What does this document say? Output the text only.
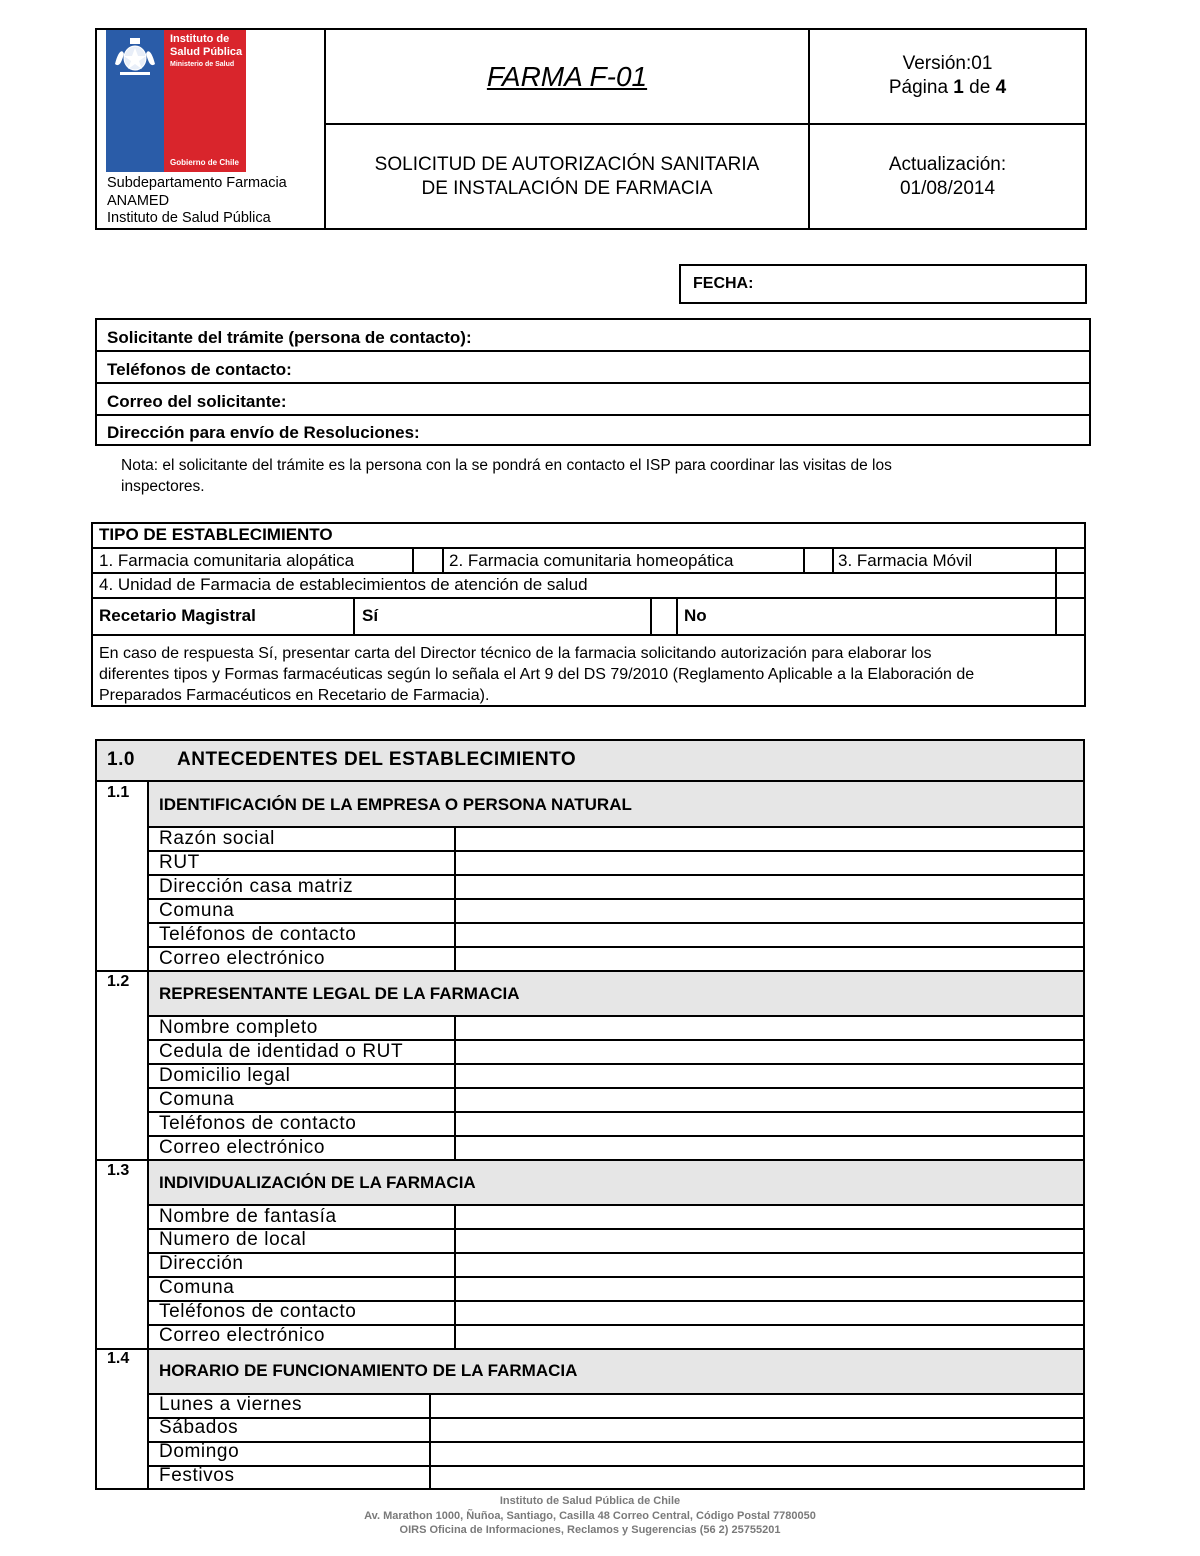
Instituto de
Salud Pública
Ministerio de Salud
Gobierno de Chile
Subdepartamento Farmacia
ANAMED
Instituto de Salud Pública
FARMA F-01	Versión:01
Página 1 de 4
SOLICITUD DE AUTORIZACIÓN SANITARIA
DE INSTALACIÓN DE FARMACIA
Actualización:
01/08/2014
FECHA:
Solicitante del trámite (persona de contacto):
Teléfonos de contacto:
Correo del solicitante:
Dirección para envío de Resoluciones:
Nota: el solicitante del trámite es la persona con la se pondrá en contacto el ISP para coordinar las visitas de los
inspectores.
TIPO DE ESTABLECIMIENTO
1. Farmacia comunitaria alopática	2. Farmacia comunitaria homeopática	3. Farmacia Móvil
4. Unidad de Farmacia de establecimientos de atención de salud
Recetario Magistral	Sí	No
En caso de respuesta Sí, presentar carta del Director técnico de la farmacia solicitando autorización para elaborar los
diferentes tipos y Formas farmacéuticas según lo señala el Art 9 del DS 79/2010 (Reglamento Aplicable a la Elaboración de
Preparados Farmacéuticos en Recetario de Farmacia).
1.0 ANTECEDENTES DEL ESTABLECIMIENTO
1.1
IDENTIFICACIÓN DE LA EMPRESA O PERSONA NATURAL
Razón social
RUT
Dirección casa matriz
Comuna
Teléfonos de contacto
Correo electrónico
1.2
REPRESENTANTE LEGAL DE LA FARMACIA
Nombre completo
Cedula de identidad o RUT
Domicilio legal
Comuna
Teléfonos de contacto
Correo electrónico
1.3
INDIVIDUALIZACIÓN DE LA FARMACIA
Nombre de fantasía
Numero de local
Dirección
Comuna
Teléfonos de contacto
Correo electrónico
1.4
HORARIO DE FUNCIONAMIENTO DE LA FARMACIA
Lunes a viernes
Sábados
Domingo
Festivos
Instituto de Salud Pública de Chile
Av. Marathon 1000, Ñuñoa, Santiago, Casilla 48 Correo Central, Código Postal 7780050
OIRS Oficina de Informaciones, Reclamos y Sugerencias (56 2) 25755201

════════════════════

▶ Task details
Output the material word for word, omitting its pictures.

▶ Exercise solution
What does this document say? Output the text only.
Instituto de
Salud Pública
Ministerio de Salud
Gobierno de Chile
Subdepartamento Farmacia
ANAMED
Instituto de Salud Pública
FARMA F-01	Versión:01
Página 1 de 4
SOLICITUD DE AUTORIZACIÓN SANITARIA
DE INSTALACIÓN DE FARMACIA
Actualización:
01/08/2014
FECHA:
Solicitante del trámite (persona de contacto):
Teléfonos de contacto:
Correo del solicitante:
Dirección para envío de Resoluciones:
Nota: el solicitante del trámite es la persona con la se pondrá en contacto el ISP para coordinar las visitas de los
inspectores.
TIPO DE ESTABLECIMIENTO
1. Farmacia comunitaria alopática	2. Farmacia comunitaria homeopática	3. Farmacia Móvil
4. Unidad de Farmacia de establecimientos de atención de salud
Recetario Magistral	Sí	No
En caso de respuesta Sí, presentar carta del Director técnico de la farmacia solicitando autorización para elaborar los
diferentes tipos y Formas farmacéuticas según lo señala el Art 9 del DS 79/2010 (Reglamento Aplicable a la Elaboración de
Preparados Farmacéuticos en Recetario de Farmacia).
1.0 ANTECEDENTES DEL ESTABLECIMIENTO
1.1
IDENTIFICACIÓN DE LA EMPRESA O PERSONA NATURAL
Razón social
RUT
Dirección casa matriz
Comuna
Teléfonos de contacto
Correo electrónico
1.2
REPRESENTANTE LEGAL DE LA FARMACIA
Nombre completo
Cedula de identidad o RUT
Domicilio legal
Comuna
Teléfonos de contacto
Correo electrónico
1.3
INDIVIDUALIZACIÓN DE LA FARMACIA
Nombre de fantasía
Numero de local
Dirección
Comuna
Teléfonos de contacto
Correo electrónico
1.4
HORARIO DE FUNCIONAMIENTO DE LA FARMACIA
Lunes a viernes
Sábados
Domingo
Festivos
Instituto de Salud Pública de Chile
Av. Marathon 1000, Ñuñoa, Santiago, Casilla 48 Correo Central, Código Postal 7780050
OIRS Oficina de Informaciones, Reclamos y Sugerencias (56 2) 25755201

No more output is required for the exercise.